Your task » Tally the lines in the data that follows that include the word "Thread", and report nothing but the total.
↓
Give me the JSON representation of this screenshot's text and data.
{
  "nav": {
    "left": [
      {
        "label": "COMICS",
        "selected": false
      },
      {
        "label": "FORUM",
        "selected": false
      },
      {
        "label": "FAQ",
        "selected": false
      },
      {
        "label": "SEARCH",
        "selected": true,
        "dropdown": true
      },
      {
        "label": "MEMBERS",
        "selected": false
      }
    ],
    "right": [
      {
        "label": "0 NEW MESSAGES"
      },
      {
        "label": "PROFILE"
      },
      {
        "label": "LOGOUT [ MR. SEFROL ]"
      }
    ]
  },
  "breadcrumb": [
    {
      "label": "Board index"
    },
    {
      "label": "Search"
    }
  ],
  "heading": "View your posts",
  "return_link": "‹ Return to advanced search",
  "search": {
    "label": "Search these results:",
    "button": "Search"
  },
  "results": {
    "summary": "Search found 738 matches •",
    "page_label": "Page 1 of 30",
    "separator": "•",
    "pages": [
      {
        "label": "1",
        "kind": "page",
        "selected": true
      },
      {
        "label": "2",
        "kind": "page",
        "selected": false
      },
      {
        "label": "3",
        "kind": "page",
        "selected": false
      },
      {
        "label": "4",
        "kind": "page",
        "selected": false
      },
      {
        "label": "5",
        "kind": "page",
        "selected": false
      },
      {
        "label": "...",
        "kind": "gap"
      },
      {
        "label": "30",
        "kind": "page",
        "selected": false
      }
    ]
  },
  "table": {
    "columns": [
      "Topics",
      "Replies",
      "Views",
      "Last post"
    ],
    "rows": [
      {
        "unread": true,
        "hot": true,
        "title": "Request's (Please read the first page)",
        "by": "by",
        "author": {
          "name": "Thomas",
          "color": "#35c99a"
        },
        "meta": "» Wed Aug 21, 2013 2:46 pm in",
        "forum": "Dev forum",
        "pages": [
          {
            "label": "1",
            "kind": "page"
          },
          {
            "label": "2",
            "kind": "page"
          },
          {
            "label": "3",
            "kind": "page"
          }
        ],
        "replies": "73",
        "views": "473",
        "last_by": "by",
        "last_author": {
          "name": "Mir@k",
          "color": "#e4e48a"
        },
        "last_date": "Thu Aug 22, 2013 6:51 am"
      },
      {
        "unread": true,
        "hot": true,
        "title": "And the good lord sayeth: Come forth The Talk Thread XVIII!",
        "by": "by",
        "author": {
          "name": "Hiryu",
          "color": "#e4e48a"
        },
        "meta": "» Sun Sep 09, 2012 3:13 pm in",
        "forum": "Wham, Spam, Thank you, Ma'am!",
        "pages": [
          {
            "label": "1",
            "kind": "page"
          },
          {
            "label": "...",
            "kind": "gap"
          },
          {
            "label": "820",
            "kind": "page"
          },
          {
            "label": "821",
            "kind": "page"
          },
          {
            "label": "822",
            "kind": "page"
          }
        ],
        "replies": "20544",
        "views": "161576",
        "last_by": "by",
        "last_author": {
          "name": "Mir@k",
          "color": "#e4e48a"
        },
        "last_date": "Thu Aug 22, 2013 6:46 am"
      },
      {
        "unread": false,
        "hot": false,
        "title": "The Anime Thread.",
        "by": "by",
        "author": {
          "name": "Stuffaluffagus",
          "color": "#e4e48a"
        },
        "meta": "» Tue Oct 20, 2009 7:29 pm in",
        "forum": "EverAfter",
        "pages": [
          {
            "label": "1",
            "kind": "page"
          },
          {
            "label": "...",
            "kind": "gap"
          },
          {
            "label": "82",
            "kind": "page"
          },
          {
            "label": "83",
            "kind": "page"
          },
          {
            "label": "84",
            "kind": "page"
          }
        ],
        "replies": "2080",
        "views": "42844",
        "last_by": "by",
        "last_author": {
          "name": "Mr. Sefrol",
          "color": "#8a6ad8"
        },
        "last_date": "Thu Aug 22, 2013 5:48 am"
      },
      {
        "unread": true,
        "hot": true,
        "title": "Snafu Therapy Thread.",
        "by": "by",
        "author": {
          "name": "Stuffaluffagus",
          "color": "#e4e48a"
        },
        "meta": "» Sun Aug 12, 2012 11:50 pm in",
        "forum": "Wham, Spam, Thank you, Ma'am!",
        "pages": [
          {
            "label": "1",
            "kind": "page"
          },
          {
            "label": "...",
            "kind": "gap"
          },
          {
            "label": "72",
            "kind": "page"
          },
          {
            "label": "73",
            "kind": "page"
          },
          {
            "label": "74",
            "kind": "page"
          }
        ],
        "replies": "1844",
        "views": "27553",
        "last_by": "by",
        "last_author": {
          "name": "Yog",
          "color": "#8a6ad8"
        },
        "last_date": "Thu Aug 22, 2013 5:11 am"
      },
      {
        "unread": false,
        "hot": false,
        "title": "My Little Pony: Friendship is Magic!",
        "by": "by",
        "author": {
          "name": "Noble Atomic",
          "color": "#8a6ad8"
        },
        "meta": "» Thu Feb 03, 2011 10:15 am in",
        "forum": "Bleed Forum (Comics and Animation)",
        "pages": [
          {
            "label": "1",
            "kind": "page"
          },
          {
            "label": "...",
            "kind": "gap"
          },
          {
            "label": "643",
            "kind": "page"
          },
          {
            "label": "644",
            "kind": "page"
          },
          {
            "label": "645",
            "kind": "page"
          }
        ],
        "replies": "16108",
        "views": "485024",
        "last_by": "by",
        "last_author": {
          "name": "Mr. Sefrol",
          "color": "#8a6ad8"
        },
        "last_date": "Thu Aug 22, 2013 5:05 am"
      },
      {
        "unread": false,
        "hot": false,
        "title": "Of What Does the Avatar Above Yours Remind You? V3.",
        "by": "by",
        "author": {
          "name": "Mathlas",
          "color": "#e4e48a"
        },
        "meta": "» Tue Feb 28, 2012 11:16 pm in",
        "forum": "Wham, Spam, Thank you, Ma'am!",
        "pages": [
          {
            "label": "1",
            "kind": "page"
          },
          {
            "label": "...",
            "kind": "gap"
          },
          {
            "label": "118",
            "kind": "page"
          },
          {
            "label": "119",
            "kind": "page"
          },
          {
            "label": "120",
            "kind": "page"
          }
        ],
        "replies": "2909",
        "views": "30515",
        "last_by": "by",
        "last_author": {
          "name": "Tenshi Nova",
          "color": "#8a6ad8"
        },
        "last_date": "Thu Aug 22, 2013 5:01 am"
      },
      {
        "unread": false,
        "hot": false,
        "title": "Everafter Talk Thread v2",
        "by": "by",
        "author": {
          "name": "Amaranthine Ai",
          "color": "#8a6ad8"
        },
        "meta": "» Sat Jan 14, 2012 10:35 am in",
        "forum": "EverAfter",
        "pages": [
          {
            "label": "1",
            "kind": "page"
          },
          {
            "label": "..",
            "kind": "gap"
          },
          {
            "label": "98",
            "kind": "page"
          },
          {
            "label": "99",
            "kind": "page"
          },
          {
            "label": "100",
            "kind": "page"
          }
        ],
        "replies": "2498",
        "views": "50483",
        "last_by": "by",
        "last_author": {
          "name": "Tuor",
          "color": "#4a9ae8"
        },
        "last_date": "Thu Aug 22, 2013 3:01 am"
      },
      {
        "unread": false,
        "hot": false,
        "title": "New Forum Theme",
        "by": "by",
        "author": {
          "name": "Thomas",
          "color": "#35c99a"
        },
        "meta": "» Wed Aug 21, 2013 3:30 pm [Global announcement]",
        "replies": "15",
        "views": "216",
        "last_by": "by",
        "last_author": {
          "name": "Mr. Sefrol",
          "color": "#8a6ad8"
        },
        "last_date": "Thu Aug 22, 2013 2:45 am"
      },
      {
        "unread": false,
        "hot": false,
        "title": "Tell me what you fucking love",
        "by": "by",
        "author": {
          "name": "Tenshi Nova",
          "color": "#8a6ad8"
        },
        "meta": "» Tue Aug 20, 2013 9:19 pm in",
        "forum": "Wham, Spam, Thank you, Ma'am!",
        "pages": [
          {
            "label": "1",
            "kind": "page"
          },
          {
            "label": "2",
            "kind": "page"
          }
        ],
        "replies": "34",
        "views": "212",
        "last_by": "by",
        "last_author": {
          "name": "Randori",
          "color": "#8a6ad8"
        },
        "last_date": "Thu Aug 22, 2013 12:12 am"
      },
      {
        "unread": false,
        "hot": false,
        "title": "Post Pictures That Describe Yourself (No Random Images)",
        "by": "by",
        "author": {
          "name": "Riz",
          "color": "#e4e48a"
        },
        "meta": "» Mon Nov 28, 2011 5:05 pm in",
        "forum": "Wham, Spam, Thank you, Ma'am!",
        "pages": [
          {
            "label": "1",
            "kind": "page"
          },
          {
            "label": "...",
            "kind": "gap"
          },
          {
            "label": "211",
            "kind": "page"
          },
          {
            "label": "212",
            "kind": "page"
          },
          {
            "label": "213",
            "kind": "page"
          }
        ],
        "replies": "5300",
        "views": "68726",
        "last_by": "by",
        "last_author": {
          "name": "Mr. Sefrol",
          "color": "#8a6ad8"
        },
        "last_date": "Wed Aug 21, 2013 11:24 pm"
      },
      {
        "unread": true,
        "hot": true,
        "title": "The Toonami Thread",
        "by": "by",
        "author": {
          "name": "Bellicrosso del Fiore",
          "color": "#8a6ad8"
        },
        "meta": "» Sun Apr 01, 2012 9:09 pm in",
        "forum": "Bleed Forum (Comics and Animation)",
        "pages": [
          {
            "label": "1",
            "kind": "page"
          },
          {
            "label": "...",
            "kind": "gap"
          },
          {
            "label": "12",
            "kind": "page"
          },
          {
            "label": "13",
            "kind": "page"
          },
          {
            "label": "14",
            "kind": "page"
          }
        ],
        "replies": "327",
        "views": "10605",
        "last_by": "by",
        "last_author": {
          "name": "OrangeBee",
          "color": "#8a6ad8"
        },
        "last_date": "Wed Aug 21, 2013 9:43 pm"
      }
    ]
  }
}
↑
Solution to this problem » 5